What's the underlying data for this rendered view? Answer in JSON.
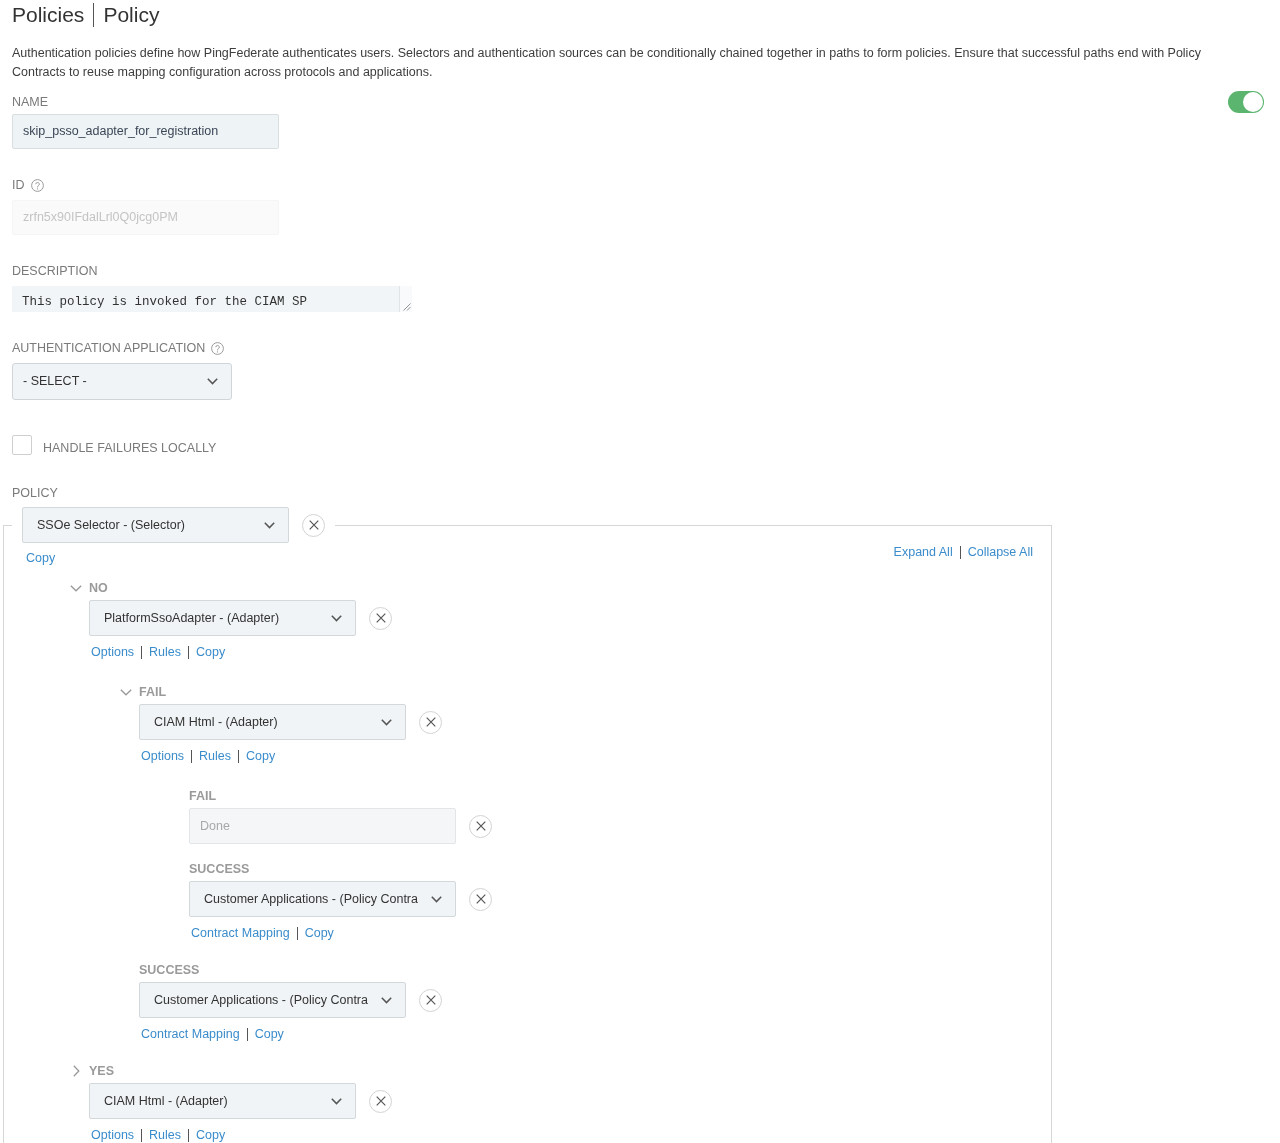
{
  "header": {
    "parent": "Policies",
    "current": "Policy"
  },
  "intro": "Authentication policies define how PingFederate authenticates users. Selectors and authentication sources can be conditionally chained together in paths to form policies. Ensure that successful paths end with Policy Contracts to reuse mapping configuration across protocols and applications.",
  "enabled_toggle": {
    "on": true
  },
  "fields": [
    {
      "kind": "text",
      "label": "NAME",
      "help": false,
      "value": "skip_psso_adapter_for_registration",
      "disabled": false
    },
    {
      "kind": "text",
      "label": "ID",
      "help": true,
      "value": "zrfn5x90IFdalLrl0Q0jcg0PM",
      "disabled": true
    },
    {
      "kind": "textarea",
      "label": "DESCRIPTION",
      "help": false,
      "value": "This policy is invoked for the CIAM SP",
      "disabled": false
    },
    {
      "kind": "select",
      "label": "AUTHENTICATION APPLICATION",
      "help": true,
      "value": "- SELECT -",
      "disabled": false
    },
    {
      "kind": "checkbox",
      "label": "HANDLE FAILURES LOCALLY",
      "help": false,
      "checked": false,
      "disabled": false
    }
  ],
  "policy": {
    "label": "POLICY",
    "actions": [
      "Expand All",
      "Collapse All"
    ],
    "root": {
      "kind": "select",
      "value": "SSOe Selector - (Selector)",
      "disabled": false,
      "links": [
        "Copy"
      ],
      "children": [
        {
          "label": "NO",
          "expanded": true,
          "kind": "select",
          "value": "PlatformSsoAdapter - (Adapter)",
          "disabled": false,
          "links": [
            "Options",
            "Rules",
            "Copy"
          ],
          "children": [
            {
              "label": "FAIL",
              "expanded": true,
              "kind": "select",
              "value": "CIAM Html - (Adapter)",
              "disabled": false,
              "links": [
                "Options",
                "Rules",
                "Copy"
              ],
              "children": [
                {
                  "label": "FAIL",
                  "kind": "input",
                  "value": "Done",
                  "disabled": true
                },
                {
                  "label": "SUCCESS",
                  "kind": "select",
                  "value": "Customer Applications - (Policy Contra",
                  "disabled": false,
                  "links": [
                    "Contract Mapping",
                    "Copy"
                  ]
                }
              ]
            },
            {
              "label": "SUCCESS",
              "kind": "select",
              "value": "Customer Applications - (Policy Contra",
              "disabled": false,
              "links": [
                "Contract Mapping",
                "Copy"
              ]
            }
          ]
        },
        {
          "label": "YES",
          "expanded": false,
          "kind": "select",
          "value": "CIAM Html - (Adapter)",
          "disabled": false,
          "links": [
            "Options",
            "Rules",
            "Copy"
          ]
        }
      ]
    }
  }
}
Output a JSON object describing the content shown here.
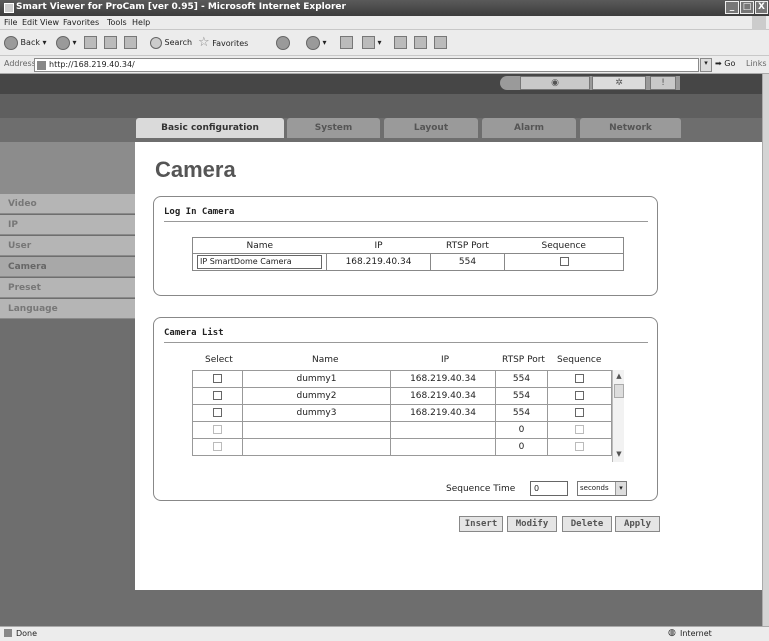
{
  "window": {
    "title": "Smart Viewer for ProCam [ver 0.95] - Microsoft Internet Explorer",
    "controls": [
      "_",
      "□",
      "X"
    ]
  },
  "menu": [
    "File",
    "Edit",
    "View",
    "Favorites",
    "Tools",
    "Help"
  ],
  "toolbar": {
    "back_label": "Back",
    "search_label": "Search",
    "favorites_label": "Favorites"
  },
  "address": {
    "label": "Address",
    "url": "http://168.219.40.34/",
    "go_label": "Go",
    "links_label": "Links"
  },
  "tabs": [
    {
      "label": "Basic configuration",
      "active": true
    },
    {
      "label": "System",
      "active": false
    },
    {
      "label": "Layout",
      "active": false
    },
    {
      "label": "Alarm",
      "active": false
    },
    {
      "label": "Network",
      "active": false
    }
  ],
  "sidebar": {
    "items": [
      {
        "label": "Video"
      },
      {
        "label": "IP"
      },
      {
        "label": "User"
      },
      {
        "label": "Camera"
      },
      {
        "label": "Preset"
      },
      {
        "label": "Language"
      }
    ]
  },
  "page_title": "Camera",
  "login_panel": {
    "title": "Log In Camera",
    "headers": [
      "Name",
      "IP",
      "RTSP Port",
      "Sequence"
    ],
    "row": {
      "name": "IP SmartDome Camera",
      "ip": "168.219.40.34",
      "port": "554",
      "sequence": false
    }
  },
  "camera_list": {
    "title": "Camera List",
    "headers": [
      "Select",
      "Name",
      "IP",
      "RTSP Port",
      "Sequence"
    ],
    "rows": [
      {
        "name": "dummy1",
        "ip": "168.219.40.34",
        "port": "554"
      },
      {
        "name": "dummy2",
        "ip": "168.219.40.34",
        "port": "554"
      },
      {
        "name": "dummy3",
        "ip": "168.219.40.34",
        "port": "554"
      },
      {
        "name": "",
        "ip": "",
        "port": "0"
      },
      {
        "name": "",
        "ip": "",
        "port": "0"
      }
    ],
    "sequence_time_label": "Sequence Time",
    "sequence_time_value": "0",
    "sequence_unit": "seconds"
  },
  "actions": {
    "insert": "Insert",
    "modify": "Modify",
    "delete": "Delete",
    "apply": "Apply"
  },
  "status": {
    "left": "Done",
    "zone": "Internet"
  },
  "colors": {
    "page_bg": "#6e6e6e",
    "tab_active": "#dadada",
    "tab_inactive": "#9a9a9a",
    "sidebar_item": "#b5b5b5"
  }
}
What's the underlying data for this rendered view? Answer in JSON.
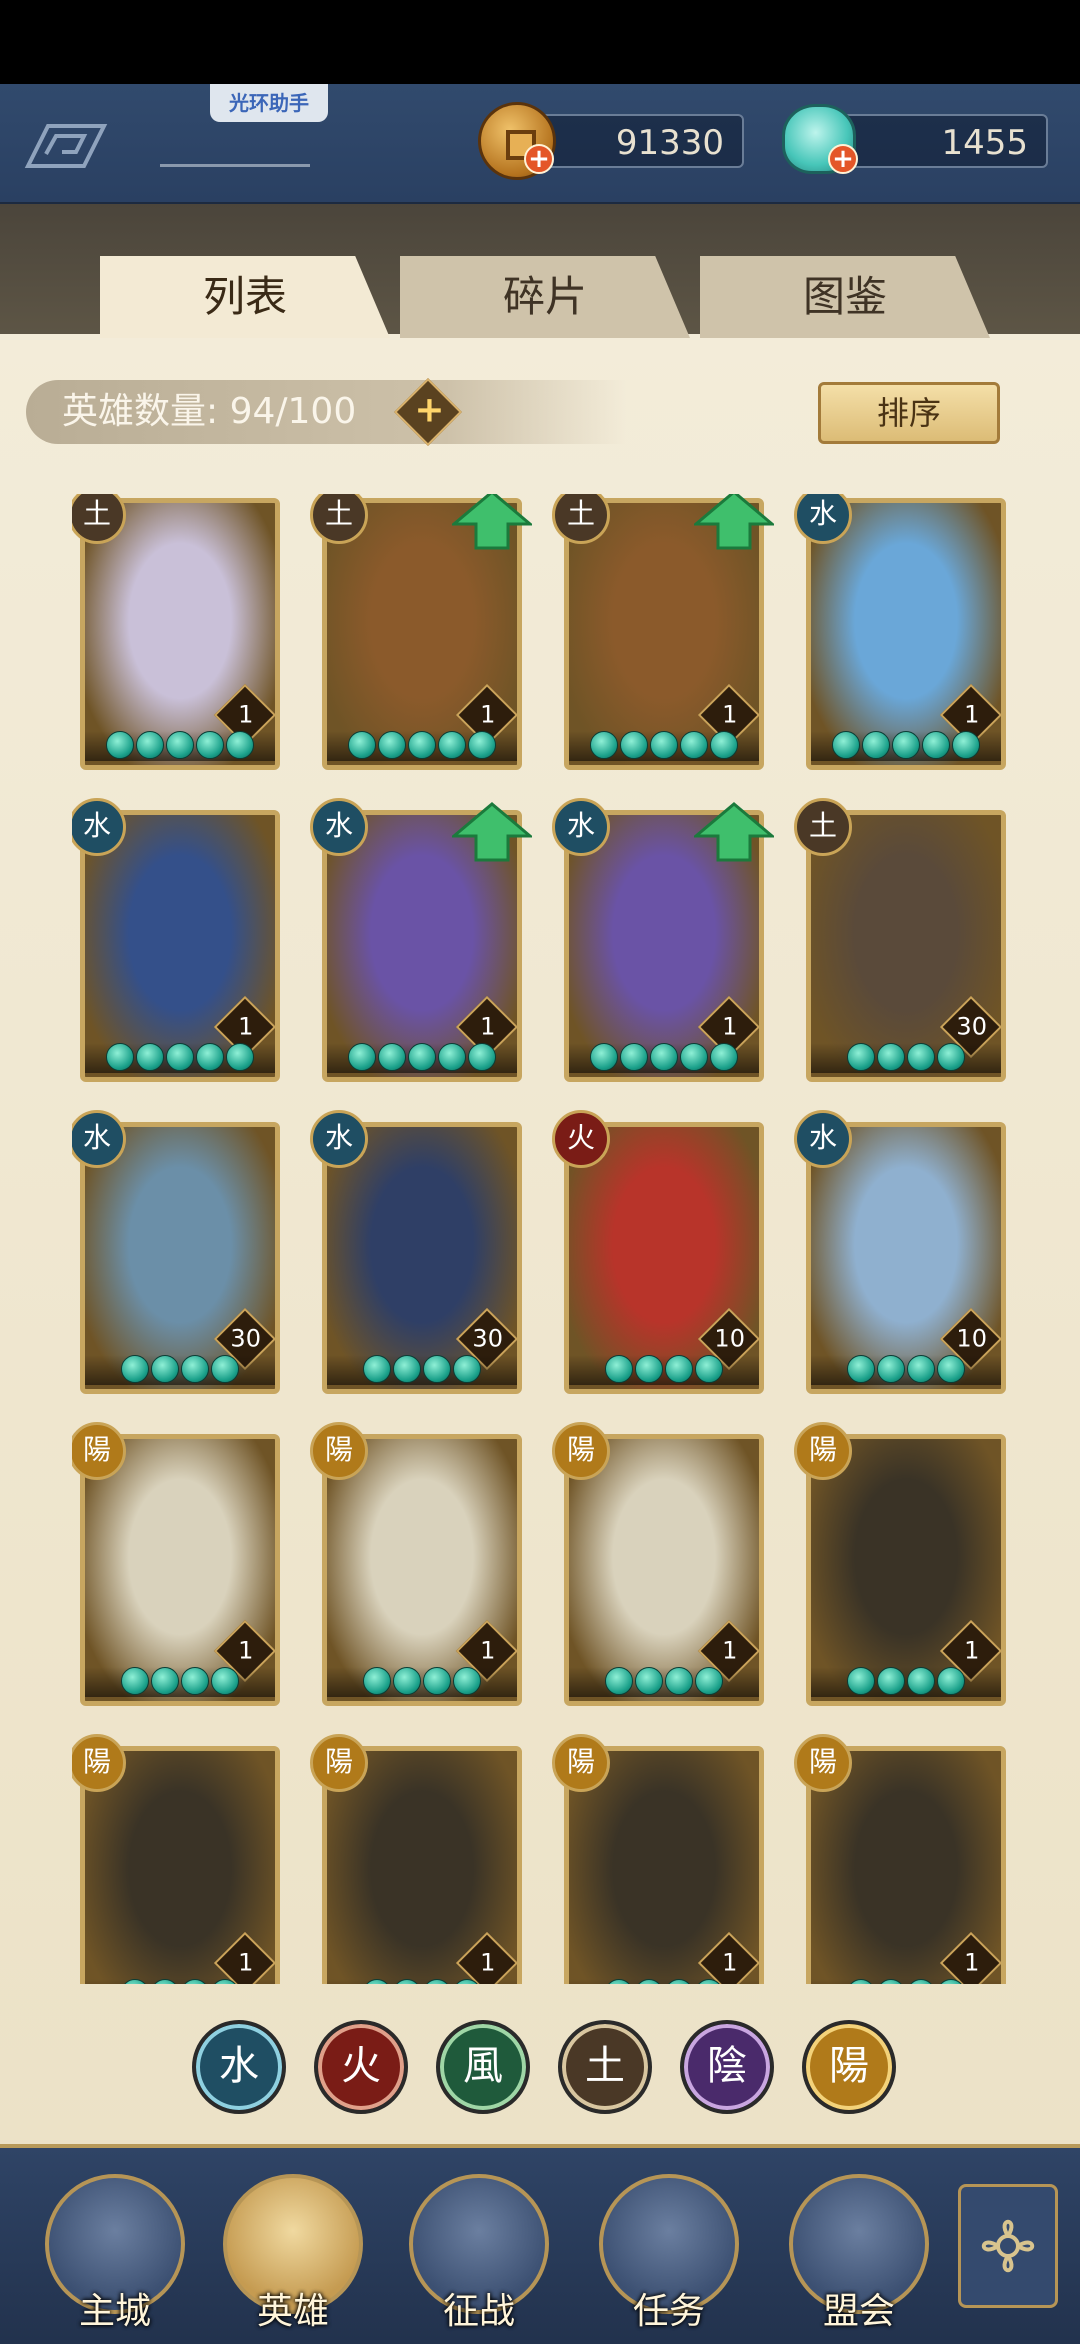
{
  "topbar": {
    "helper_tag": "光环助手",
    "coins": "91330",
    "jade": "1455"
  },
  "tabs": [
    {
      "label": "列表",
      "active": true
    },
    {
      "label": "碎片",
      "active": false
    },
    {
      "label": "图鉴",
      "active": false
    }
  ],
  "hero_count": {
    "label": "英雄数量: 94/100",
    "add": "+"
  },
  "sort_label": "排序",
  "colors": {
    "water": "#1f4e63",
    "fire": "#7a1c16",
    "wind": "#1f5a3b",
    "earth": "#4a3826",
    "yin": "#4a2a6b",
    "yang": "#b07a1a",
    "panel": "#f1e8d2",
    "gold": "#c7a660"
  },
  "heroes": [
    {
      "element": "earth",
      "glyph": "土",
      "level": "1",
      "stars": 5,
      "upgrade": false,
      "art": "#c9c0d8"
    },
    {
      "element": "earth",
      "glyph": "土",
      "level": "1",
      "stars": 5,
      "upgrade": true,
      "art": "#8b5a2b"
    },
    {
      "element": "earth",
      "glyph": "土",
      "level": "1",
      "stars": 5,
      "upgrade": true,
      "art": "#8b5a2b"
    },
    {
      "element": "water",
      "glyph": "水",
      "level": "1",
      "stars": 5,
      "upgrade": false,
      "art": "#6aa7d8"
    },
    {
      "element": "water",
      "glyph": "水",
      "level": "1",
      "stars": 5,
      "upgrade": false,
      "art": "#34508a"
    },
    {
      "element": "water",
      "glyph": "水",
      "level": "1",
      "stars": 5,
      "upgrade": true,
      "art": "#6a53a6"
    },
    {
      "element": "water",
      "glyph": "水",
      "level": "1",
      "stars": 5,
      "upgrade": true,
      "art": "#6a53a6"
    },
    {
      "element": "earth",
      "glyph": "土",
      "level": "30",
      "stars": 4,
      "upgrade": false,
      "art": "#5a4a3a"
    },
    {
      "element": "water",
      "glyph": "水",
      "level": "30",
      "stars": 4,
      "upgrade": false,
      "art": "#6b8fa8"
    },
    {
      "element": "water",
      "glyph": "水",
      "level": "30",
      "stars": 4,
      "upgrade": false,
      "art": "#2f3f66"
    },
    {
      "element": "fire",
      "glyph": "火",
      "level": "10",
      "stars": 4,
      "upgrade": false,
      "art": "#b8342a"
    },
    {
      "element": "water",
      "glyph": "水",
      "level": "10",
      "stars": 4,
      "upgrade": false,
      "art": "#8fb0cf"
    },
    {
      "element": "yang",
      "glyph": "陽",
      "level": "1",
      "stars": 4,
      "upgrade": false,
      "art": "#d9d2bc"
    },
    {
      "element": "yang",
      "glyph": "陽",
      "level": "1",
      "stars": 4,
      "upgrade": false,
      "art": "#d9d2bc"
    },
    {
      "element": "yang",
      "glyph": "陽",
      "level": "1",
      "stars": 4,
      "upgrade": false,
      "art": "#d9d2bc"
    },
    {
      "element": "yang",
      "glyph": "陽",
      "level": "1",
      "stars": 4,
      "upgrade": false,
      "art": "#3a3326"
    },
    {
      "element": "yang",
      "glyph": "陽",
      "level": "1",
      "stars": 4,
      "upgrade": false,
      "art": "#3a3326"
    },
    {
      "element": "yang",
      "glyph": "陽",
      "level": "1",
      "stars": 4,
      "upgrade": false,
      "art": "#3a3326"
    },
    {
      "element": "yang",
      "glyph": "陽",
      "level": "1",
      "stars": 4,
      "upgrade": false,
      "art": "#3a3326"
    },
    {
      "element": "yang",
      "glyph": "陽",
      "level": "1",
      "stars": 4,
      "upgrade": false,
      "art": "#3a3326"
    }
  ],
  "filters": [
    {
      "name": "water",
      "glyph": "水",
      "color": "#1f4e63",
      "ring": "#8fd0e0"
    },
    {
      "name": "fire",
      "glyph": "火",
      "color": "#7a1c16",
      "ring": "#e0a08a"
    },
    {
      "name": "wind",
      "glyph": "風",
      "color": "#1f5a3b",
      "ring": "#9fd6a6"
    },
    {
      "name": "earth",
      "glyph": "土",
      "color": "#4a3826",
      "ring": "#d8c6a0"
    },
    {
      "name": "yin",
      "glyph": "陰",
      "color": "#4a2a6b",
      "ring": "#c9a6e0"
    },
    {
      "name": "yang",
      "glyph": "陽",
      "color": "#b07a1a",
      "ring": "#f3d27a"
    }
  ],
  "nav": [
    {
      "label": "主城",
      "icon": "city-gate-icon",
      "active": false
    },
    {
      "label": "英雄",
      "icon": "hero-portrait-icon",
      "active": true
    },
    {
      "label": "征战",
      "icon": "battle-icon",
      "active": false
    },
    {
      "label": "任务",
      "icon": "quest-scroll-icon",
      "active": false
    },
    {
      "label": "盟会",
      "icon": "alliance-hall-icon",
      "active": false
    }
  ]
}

******************************

• [INSTRUCTION]
Copy out every line from the data above that has "Customer" in it.

• [RESULT OF THE EXERCISE]
                  "value": "Customer Applications - (Policy Contra",
              "value": "Customer Applications - (Policy Contra",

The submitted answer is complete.